_Problem set_:
#1 Print the passage of the article on No. 320 West 105th Street starting at "The closest to" and ending at "two hooded dormers.".
#2 Using the article on No. 320 West 105th Street, decide whether each statement agrees with it: (a) Construction of Umberfield's row began in 1899. (b) Umberfield bought the block front between Riverside Drive and Amsterdam Avenue. (c) No. 320 was entered at street level. Answer yes or no for each and quote the words of the article that decide it.
#3 Go on with the article on No. 320 West 105th Street from where it stops.

_Extract provided_:
------------------------------------

Thursday, February 21, 2013

The 1900 No. 320 West 105th Street

Subtle differences distinguished No. 320 (to the right) from its neighbor.
Once development got going on the Upper West Side, it steamrolled.  Beginning in the 1880s developers filled entire block fronts in a single sweep with harmonious homes designed by a single architect.

Unlike the East Side with its prim, correct homes, the West Side erupted with Queen Anne, neo-Tudor, Flemish Revival and other expressive styles complete with gargoyles, dog-legged stoops and stained glass windows.  The mansions of the Upper West Side were not your East Side palaces.

Except, perhaps, on West 105th Street.

Developer-builder John C. Umberfield joined in the building boom and purchased the block front of 105th Street between the newly-completed Riverside Drive and West End Avenue.  He commissioned the architectural firm of Janes & Leo to design a striking row of high-end residences that would stretch from No. 302 to 320.   The firm had just completed The Alimar around the corner at No. 925 West End Avenue, an exuberant high class apartment building in the Beaux Arts style.

For Umberfield’s string of homes, the firm would turn to the highly popular style again, creating a row of French-influenced mansions much more akin to their across-the-park cousins than their brick-and-stone West Side neighbors.  Construction began in 1899 and the row was completed a year later.  The homes were all highly similar, but discreetly individual.  The mansions were grouped in twos with each pair being nearly identical.  By arranging the row this way, the architects accomplished an harmonious flow and a sense of balance.

The architects designed the row in pairs, affording continuity and variety at the same time.
The homes were offered for sale in 1900 for between $42,500 and $50,000—just over $1 million today.

The closest to River Side Drive was No. 320.  Five stories tall, it was entered at street level.  A two story slightly-angled bay was flanked by shallow pilasters and decorated with ironwork and carved garlands.  A slate-tiled mansard was punctured by two hooded dormers.

------------------------------------

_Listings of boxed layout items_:
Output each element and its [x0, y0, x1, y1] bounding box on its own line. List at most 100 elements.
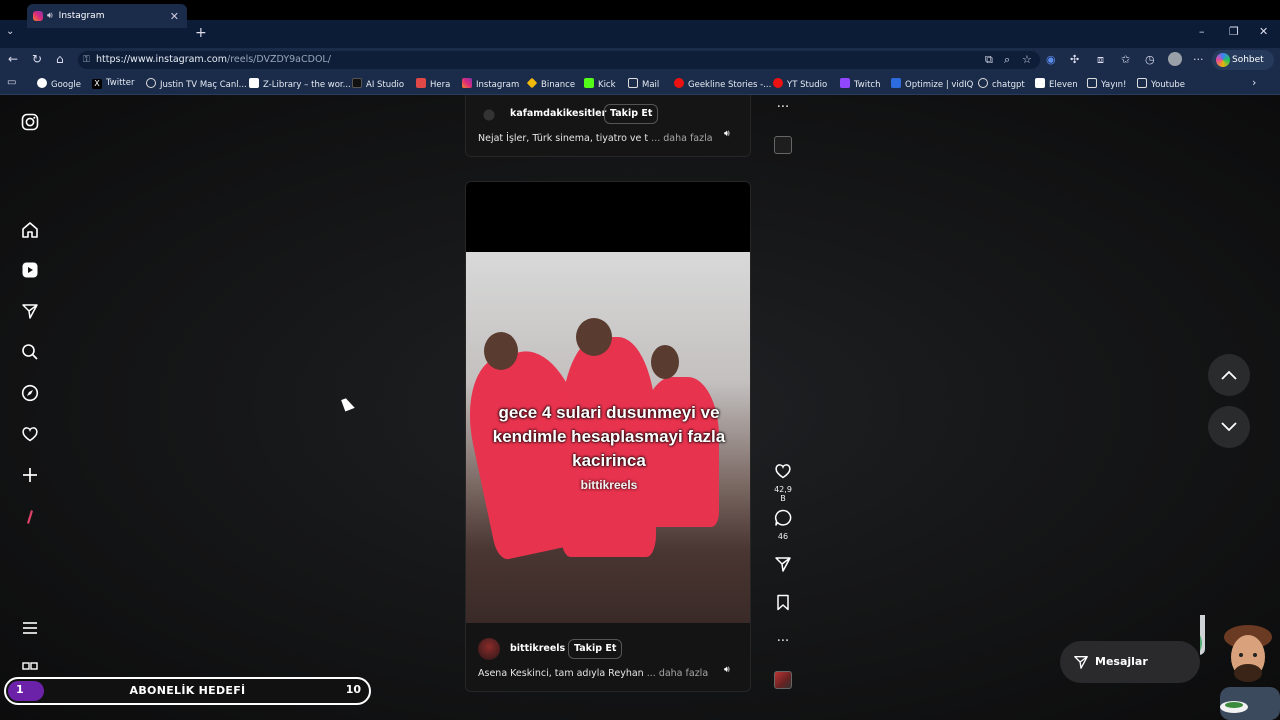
create-plus-icon[interactable]	[20, 465, 40, 485]
bookmark-ai-studio[interactable]: AI Studio	[352, 78, 404, 90]
save-button[interactable]	[773, 594, 793, 615]
bookmark-mail[interactable]: Mail	[628, 78, 659, 90]
extensions-puzzle-icon[interactable]: ✣	[1070, 53, 1079, 66]
bookmarks-overflow-icon[interactable]: ›	[1252, 76, 1256, 89]
history-icon[interactable]: ◷	[1145, 53, 1155, 66]
reel-options-icon[interactable]: ···	[773, 634, 793, 649]
bookmark-z-library[interactable]: Z-Library – the wor...	[249, 78, 351, 90]
previous-reel-username[interactable]: kafamdakikesitler	[510, 108, 606, 119]
profile-avatar[interactable]	[1168, 52, 1182, 66]
reel-username[interactable]: bittikreels	[510, 643, 565, 654]
reel-follow-button[interactable]: Takip Et	[568, 639, 623, 659]
previous-reel-audio-thumb[interactable]	[774, 136, 792, 154]
reel-overlay-text: gece 4 sulari dusunmeyi ve kendimle hesa…	[492, 403, 726, 470]
instagram-logo-icon[interactable]	[20, 112, 40, 132]
messages-button[interactable]: Mesajlar	[1060, 641, 1200, 683]
profile-nav-icon[interactable]	[20, 507, 40, 527]
goal-target: 10	[345, 683, 361, 696]
subscription-goal-widget: 1 ABONELİK HEDEFİ 10	[4, 677, 371, 705]
goal-title: ABONELİK HEDEFİ	[129, 684, 246, 697]
messages-nav-icon[interactable]	[20, 301, 40, 321]
search-nav-icon[interactable]	[20, 342, 40, 362]
like-button[interactable]: 42,9 B	[773, 462, 793, 503]
new-tab-button[interactable]: +	[195, 25, 207, 41]
explore-nav-icon[interactable]	[20, 383, 40, 403]
bookmark-instagram[interactable]: Instagram	[462, 78, 519, 90]
reel-audio-thumb[interactable]	[774, 671, 792, 689]
left-navigation	[2, 95, 54, 720]
bookmark-twitch[interactable]: Twitch	[840, 78, 881, 90]
split-screen-icon[interactable]: ⧈	[1097, 53, 1104, 67]
extension-icon[interactable]: ◉	[1046, 53, 1056, 66]
streamer-webcam-overlay	[1200, 615, 1280, 720]
bookmarks-menu-icon[interactable]: ▭	[7, 77, 16, 88]
reel-letterbox	[466, 182, 750, 252]
instagram-favicon-icon	[33, 11, 43, 21]
tab-actions-icon[interactable]: ⌄	[6, 26, 14, 37]
bookmark-chatgpt[interactable]: chatgpt	[978, 78, 1025, 90]
reel-more-link[interactable]: ... daha fazla	[647, 668, 708, 679]
home-icon[interactable]: ⌂	[56, 52, 64, 66]
tab-title: Instagram	[58, 11, 105, 21]
chevron-down-icon	[1221, 422, 1237, 432]
close-tab-icon[interactable]: ✕	[170, 10, 179, 23]
video-head-right	[651, 345, 679, 379]
copilot-icon	[1216, 53, 1230, 67]
reels-nav-icon[interactable]	[20, 260, 40, 280]
favorites-icon[interactable]: ✩	[1121, 53, 1130, 66]
previous-reel-more-link[interactable]: ... daha fazla	[651, 133, 712, 144]
previous-reel-audio-icon[interactable]: 🔊︎	[724, 129, 730, 139]
reel-audio-icon[interactable]: 🔊︎	[724, 665, 730, 675]
home-nav-icon[interactable]	[20, 220, 40, 240]
bookmark-yayin[interactable]: Yayın!	[1087, 78, 1126, 90]
like-heart-icon	[775, 464, 791, 479]
share-button[interactable]	[773, 556, 793, 577]
restore-icon[interactable]: ❐	[1229, 25, 1239, 38]
reel-avatar[interactable]	[478, 638, 500, 660]
browser-tab[interactable]: 🔊︎ Instagram ✕	[27, 4, 187, 28]
speaker-icon[interactable]: 🔊︎	[47, 11, 53, 21]
previous-reel-avatar[interactable]	[478, 104, 500, 126]
minimize-icon[interactable]: –	[1199, 25, 1205, 38]
messages-label: Mesajlar	[1095, 655, 1148, 668]
bookmark-geekline[interactable]: Geekline Stories -...	[674, 78, 771, 90]
previous-reel-follow-button[interactable]: Takip Et	[604, 104, 659, 124]
copilot-button[interactable]: Sohbet et	[1212, 50, 1274, 85]
previous-reel-caption: kafamdakikesitler Takip Et Nejat İşler, …	[465, 95, 751, 157]
reel-video[interactable]: gece 4 sulari dusunmeyi ve kendimle hesa…	[466, 252, 750, 623]
previous-reel-button[interactable]	[1208, 354, 1250, 396]
comment-icon	[774, 509, 792, 526]
previous-reel-options-icon[interactable]: ···	[773, 100, 793, 115]
bookmark-kick[interactable]: Kick	[584, 78, 616, 90]
url-path: /reels/DVZDY9aCDOL/	[227, 54, 331, 65]
more-menu-icon[interactable]: ···	[1193, 53, 1204, 66]
window-close-icon[interactable]: ✕	[1259, 25, 1268, 38]
site-info-icon[interactable]: ⚿	[83, 51, 90, 69]
address-bar[interactable]: ⚿ https://www.instagram.com/reels/DVZDY9…	[78, 51, 1040, 69]
bookmark-yt-studio[interactable]: YT Studio	[773, 78, 827, 90]
bookmark-binance[interactable]: Binance	[526, 77, 575, 90]
zoom-icon[interactable]: ⌕	[1004, 53, 1010, 67]
reel-watermark: bittikreels	[580, 478, 638, 492]
top-strip	[0, 0, 1280, 20]
bookmark-eleven[interactable]: Eleven	[1035, 78, 1078, 90]
share-icon	[775, 557, 791, 572]
reload-icon[interactable]: ↻	[32, 52, 42, 66]
bookmark-youtube[interactable]: Youtube	[1137, 78, 1185, 90]
next-reel-button[interactable]	[1208, 406, 1250, 448]
video-head-left	[484, 332, 518, 370]
comment-button[interactable]: 46	[773, 509, 793, 541]
bookmark-vidiq[interactable]: Optimize | vidIQ	[891, 78, 973, 90]
more-menu-hamburger-icon[interactable]	[20, 618, 40, 638]
bookmark-hera[interactable]: Hera	[416, 78, 450, 90]
open-in-app-icon[interactable]: ⧉	[985, 53, 993, 67]
like-count: 42,9 B	[774, 485, 792, 503]
notifications-heart-icon[interactable]	[20, 424, 40, 444]
bookmark-justin-tv[interactable]: Justin TV Maç Canl...	[146, 78, 247, 90]
bookmark-google[interactable]: Google	[37, 78, 81, 90]
back-icon[interactable]: ←	[8, 52, 18, 66]
paper-plane-icon	[1073, 641, 1089, 687]
favorite-star-icon[interactable]: ☆	[1022, 53, 1032, 66]
bookmark-twitter[interactable]: X Twitter	[92, 78, 135, 89]
tab-bar	[0, 20, 1280, 48]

------------------------------------

_Task-by-task answers_:
#1
The closest to River Side Drive was No. 320.  Five stories tall, it was entered at street level.  A two story slightly-angled bay was flanked by shallow pilasters and decorated with ironwork and carved garlands.  A slate-tiled mansard was punctured by two hooded dormers.

#2
(a) Yes: "Construction began in 1899 and the row was completed a year later."
(b) No: "purchased the block front of 105th Street between the newly-completed Riverside Drive and West End Avenue."
(c) Yes: "Five stories tall, it was entered at street level."

#3
Banker Robert E. Tod purchased the house.  He and his brother John Kennedy Tod ran the firm of J. S. Kennedy & Company founded by their uncle.   When not banking, Tod was yachting.  He was Commodore of the Atlantic Yacht Club and was instrumental in organizing an international yacht race involving the German Emperor in 1903.  He was put in the awkward position of deciding between the cup offered as grand prize by Sir Thomas Lipton and the imperial cup offered by the Emperor.  He chose the latter.

That same year Tod was somewhat of a hero when he was motoring home along Broadway at 65th Street on September 4.  Ellen Walsh, a young mother carrying her baby, stepped off an electric trolley car and started to cross the street.  While Tod watched, she was run down by a hansom cab.  The shaft of the cab knocked her and her baby to the ground.  “The horse’s hoofs also struck her, and one of the wheels of the cab passed over her body,” reported the New York Times.

The cabbie, Frank Woods, whipped his horse and drove quickly away.  Robert Tod went into action. He sped after the cab, calling for him to stop.  “Woods paid no attention to the banker,” said The Times.  “At Sixtieth Street Mr. Tod overtook Woods and upbraided him for running away.”  When the cabbie exhibited his resentment at the interference, Tod told him that if he did not come to the station house with him, “he would arrest him himself.”

The cabbie realized he was caught and went to the police station with Tod, where he was charged with assault and jailed.  Both Mrs. Walsh and the baby were treated for their wounds and a policeman drove them home.

In 1906 Tod moved to No. 323 West 74th Street and No. 320 became home to attorney Walter M. Goldsmith and his wife, Hennie.  Like Tod, Goldsmith had a motor car (his was a Hupp), a reflection of his financial status.   The Goldsmiths would stay on in the house until July 1919 when it was sold to “a builder who plans to alter the premises.”

The builder was Richard A. Henrique and alter it he did.  He converted the mansion to bachelor apartments.  The building filled with a variety of tenants--none, perhaps, so rich but by no means any less colorful than their predecessors.

Charles D. Lowe was one of the first young men to live here.  On January 10, 1922 he parked his automobile at 109th Street and Fort Washington Avenue, only to find it gone when he returned.   A little over a month later, on February 15, police noticed it parked in front of a hotel in Smithtown, Long Island.  When the driver, 22-year old Samuel Schultz, started to drive it away, they arrested him.  Schultz had just completed a term of two and a half years in Sing Sing for an earlier automobile theft.

In 1927 Herman Bloom lived here.  He was a waiter in the swanky nightclub at No. 154 West 54th Street owned by singer Helen Morgan.  On the night before New Year’s Eve Chez Helen Morgan was the scene of “one of the most spectacular night club raids in the history of metropolitan prohibition enforcement,” according to The Times

At around 1:30 in the morning, 25 agents crashed into the club.  They not only arrested Helen Morgan and eight employees, they “completely wrecked the club,” said The Times, causing $75,000 in damages.  Among those behind bars that New Year’s Eve was Herman Bloom.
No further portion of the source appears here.